* OBJECTIVE *
Print all of the entries exactly, minus the pictures.
- - - -
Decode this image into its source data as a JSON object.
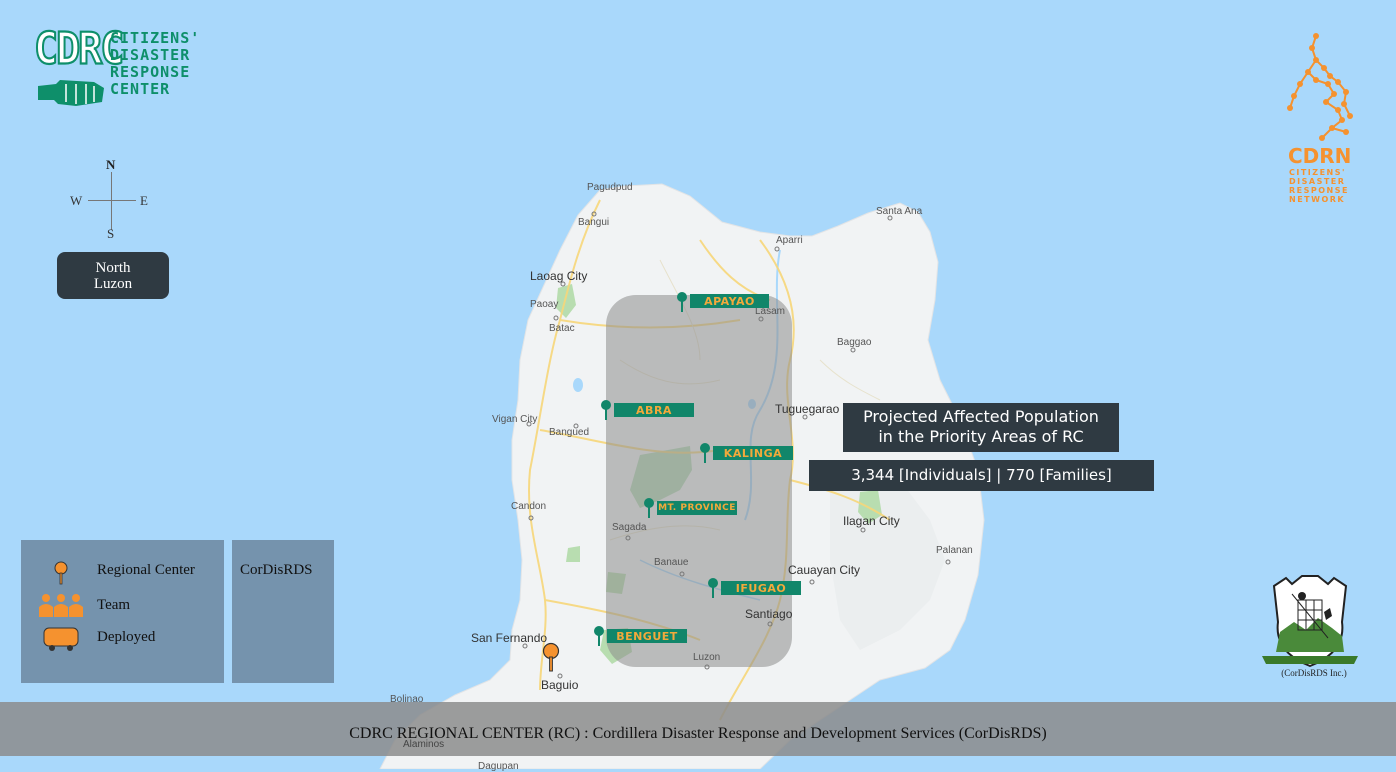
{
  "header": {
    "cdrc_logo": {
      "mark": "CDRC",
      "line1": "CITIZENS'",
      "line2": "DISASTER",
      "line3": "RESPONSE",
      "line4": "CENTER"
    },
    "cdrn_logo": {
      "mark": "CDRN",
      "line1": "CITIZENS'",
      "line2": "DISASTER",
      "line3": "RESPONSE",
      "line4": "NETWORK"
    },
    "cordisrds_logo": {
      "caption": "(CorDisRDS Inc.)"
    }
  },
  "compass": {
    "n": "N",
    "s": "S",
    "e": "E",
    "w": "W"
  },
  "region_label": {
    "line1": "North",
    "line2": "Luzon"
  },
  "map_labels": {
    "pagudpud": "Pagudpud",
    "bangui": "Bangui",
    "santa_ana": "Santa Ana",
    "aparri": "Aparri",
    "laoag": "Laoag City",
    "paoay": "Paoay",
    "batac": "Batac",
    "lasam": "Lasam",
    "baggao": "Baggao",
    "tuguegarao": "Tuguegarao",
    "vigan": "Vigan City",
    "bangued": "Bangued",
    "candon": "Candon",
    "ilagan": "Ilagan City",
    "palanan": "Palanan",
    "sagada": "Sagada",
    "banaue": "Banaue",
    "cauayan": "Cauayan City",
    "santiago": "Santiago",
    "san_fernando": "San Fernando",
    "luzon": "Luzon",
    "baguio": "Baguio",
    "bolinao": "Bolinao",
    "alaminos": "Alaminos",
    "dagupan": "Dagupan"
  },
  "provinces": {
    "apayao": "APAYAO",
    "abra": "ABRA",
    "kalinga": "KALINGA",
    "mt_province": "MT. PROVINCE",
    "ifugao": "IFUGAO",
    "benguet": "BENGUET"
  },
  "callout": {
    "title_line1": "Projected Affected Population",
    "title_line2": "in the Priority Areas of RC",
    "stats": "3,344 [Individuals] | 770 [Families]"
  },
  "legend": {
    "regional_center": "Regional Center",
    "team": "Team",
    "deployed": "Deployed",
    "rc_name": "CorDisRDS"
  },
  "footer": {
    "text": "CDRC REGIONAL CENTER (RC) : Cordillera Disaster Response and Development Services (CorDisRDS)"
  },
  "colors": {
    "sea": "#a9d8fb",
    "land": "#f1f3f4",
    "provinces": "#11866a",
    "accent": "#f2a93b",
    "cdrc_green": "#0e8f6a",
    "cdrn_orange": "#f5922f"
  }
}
- - - -
* TASK RESPONSE *
Decode this image into its source data as a JSON object.
{
  "header": {
    "cdrc_logo": {
      "mark": "CDRC",
      "line1": "CITIZENS'",
      "line2": "DISASTER",
      "line3": "RESPONSE",
      "line4": "CENTER"
    },
    "cdrn_logo": {
      "mark": "CDRN",
      "line1": "CITIZENS'",
      "line2": "DISASTER",
      "line3": "RESPONSE",
      "line4": "NETWORK"
    },
    "cordisrds_logo": {
      "caption": "(CorDisRDS Inc.)"
    }
  },
  "compass": {
    "n": "N",
    "s": "S",
    "e": "E",
    "w": "W"
  },
  "region_label": {
    "line1": "North",
    "line2": "Luzon"
  },
  "map_labels": {
    "pagudpud": "Pagudpud",
    "bangui": "Bangui",
    "santa_ana": "Santa Ana",
    "aparri": "Aparri",
    "laoag": "Laoag City",
    "paoay": "Paoay",
    "batac": "Batac",
    "lasam": "Lasam",
    "baggao": "Baggao",
    "tuguegarao": "Tuguegarao",
    "vigan": "Vigan City",
    "bangued": "Bangued",
    "candon": "Candon",
    "ilagan": "Ilagan City",
    "palanan": "Palanan",
    "sagada": "Sagada",
    "banaue": "Banaue",
    "cauayan": "Cauayan City",
    "santiago": "Santiago",
    "san_fernando": "San Fernando",
    "luzon": "Luzon",
    "baguio": "Baguio",
    "bolinao": "Bolinao",
    "alaminos": "Alaminos",
    "dagupan": "Dagupan"
  },
  "provinces": {
    "apayao": "APAYAO",
    "abra": "ABRA",
    "kalinga": "KALINGA",
    "mt_province": "MT. PROVINCE",
    "ifugao": "IFUGAO",
    "benguet": "BENGUET"
  },
  "callout": {
    "title_line1": "Projected Affected Population",
    "title_line2": "in the Priority Areas of RC",
    "stats": "3,344 [Individuals] | 770 [Families]"
  },
  "legend": {
    "regional_center": "Regional Center",
    "team": "Team",
    "deployed": "Deployed",
    "rc_name": "CorDisRDS"
  },
  "footer": {
    "text": "CDRC REGIONAL CENTER (RC) : Cordillera Disaster Response and Development Services (CorDisRDS)"
  },
  "colors": {
    "sea": "#a9d8fb",
    "land": "#f1f3f4",
    "provinces": "#11866a",
    "accent": "#f2a93b",
    "cdrc_green": "#0e8f6a",
    "cdrn_orange": "#f5922f"
  }
}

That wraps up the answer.